Identify each line below containing the string "more" and copy it.

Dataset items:
<<<<

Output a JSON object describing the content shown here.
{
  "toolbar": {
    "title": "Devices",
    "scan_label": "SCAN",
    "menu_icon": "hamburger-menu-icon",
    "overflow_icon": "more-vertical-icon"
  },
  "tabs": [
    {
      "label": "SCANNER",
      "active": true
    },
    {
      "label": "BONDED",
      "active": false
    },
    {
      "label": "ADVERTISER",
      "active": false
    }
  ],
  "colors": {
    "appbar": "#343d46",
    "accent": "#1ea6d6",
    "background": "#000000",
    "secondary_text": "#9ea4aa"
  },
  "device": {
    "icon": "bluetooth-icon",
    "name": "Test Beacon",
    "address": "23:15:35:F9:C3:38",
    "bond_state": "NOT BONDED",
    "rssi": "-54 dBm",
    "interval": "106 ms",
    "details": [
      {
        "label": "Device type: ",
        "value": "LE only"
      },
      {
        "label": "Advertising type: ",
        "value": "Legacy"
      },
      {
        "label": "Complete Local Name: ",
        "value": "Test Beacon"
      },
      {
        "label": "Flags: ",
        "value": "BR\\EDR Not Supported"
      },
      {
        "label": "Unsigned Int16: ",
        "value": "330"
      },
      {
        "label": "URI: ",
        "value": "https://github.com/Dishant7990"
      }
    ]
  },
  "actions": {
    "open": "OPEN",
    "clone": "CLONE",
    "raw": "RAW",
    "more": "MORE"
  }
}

>>>>

> _Solution_:
    "overflow_icon": "more-vertical-icon"
    "more": "MORE"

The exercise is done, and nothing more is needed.